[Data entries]
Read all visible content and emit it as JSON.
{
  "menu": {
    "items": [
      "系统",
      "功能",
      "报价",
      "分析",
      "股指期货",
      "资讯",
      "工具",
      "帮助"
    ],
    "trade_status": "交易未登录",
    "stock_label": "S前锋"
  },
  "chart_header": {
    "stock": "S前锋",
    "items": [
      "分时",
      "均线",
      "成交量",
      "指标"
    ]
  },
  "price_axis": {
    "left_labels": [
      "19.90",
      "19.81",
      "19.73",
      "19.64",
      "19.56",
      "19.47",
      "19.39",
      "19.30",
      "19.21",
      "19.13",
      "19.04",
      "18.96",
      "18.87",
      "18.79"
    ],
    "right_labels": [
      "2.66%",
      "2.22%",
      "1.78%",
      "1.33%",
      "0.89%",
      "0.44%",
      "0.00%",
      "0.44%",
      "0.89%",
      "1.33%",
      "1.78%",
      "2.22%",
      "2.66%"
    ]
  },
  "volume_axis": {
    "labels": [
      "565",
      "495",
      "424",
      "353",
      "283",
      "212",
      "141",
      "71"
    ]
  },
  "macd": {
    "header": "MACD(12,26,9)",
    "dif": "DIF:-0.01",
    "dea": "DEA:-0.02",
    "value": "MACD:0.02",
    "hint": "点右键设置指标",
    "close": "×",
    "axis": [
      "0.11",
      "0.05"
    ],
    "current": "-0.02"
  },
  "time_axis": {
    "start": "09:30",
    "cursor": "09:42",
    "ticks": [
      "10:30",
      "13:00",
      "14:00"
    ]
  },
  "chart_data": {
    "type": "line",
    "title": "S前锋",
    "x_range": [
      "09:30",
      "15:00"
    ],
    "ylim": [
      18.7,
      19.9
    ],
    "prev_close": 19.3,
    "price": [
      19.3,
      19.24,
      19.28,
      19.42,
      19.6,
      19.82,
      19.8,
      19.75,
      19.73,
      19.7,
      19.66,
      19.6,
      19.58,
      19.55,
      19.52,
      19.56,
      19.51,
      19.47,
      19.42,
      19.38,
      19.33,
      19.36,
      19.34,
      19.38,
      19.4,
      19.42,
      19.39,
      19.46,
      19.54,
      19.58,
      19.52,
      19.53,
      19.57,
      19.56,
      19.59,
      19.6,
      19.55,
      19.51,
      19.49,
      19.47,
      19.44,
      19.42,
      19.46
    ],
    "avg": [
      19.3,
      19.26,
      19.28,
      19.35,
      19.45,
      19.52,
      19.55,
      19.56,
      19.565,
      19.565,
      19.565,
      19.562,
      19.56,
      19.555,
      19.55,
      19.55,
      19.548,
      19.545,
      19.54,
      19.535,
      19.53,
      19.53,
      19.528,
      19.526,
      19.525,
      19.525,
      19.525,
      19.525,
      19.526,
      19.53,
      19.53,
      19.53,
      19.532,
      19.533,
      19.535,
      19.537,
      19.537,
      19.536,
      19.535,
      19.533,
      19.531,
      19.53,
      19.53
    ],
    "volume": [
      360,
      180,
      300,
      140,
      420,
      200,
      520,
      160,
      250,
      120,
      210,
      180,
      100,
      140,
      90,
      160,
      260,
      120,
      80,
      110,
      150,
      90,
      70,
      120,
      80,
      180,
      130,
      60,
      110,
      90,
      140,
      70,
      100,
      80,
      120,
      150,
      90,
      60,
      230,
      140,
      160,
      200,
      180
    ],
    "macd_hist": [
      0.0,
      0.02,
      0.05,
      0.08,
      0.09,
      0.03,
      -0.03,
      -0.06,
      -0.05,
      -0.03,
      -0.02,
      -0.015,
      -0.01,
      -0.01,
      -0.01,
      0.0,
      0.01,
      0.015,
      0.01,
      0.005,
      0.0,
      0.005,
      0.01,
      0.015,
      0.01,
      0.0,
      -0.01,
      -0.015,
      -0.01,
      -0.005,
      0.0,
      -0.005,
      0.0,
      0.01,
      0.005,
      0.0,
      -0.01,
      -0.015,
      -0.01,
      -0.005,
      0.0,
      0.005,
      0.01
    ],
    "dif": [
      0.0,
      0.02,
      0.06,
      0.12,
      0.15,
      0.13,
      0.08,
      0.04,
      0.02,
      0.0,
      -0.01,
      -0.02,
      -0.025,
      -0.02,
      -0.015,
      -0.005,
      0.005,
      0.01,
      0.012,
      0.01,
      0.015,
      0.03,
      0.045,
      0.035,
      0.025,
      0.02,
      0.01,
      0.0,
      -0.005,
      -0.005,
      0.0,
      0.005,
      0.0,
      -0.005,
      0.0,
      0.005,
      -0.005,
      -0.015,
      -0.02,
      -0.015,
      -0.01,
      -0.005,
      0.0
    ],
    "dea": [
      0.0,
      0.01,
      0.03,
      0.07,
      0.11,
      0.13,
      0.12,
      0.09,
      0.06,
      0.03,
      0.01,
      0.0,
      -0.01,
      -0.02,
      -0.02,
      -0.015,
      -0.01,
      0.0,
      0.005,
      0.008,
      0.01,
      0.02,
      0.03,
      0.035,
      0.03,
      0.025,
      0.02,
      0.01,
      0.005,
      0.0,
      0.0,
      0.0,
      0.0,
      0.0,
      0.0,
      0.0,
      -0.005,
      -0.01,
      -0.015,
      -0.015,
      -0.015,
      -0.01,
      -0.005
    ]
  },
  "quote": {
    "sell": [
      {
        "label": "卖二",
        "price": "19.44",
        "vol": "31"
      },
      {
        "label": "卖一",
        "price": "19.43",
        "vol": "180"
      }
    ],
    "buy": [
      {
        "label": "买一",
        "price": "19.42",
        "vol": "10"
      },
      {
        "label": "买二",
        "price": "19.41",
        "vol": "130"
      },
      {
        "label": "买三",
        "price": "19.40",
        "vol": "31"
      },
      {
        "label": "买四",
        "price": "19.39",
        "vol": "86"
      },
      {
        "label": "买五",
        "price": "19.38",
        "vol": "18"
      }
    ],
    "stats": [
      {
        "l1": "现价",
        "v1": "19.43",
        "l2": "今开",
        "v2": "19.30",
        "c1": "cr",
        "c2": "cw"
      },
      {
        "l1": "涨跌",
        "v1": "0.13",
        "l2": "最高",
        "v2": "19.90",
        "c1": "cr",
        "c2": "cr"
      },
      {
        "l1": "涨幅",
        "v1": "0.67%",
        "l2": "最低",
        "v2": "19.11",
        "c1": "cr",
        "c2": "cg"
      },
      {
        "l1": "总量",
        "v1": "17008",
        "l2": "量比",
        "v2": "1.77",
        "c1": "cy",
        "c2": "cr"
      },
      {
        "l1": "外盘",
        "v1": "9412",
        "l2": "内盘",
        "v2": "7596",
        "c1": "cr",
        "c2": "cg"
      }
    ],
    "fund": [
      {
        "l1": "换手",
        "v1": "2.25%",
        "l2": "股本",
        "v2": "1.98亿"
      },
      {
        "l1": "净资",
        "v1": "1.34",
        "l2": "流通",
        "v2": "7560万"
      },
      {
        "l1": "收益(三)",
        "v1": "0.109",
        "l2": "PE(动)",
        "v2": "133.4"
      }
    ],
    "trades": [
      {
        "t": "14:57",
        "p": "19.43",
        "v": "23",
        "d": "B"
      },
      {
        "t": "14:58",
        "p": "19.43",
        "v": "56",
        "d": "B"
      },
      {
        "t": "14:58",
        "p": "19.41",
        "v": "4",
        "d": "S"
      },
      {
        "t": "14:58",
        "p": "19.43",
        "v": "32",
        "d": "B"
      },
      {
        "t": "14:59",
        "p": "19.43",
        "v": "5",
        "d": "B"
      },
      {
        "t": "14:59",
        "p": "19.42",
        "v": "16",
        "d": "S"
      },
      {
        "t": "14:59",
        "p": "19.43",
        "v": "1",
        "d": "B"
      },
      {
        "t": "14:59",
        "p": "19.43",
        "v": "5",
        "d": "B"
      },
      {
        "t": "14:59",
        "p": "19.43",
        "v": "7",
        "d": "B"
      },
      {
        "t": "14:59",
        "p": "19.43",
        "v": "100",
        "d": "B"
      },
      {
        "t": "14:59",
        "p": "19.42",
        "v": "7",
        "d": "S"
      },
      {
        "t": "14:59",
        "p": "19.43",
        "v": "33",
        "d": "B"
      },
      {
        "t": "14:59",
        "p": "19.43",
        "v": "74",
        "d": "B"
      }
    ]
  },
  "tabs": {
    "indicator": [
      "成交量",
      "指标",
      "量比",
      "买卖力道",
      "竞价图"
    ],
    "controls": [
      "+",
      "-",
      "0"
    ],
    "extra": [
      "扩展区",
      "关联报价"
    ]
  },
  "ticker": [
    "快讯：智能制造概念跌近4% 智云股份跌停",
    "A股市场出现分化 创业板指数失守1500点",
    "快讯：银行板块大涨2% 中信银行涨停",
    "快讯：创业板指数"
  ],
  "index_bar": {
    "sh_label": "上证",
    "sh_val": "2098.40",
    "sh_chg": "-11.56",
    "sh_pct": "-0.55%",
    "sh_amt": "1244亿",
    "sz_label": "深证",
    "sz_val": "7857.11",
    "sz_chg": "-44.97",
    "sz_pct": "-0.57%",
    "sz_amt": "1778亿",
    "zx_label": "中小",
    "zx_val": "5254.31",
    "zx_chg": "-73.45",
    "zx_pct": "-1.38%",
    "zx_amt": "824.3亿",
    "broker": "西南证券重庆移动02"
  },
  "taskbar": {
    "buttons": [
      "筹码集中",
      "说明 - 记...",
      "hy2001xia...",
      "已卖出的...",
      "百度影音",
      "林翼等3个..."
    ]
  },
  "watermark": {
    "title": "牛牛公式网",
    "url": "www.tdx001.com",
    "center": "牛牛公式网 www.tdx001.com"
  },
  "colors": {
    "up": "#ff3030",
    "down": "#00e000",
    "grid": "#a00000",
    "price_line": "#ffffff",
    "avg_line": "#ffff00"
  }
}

Given exercise: Using the listing above, return all lines where the word "牛牛公式网" occurs.

Finished task:
    "title": "牛牛公式网",
    "center": "牛牛公式网 www.tdx001.com"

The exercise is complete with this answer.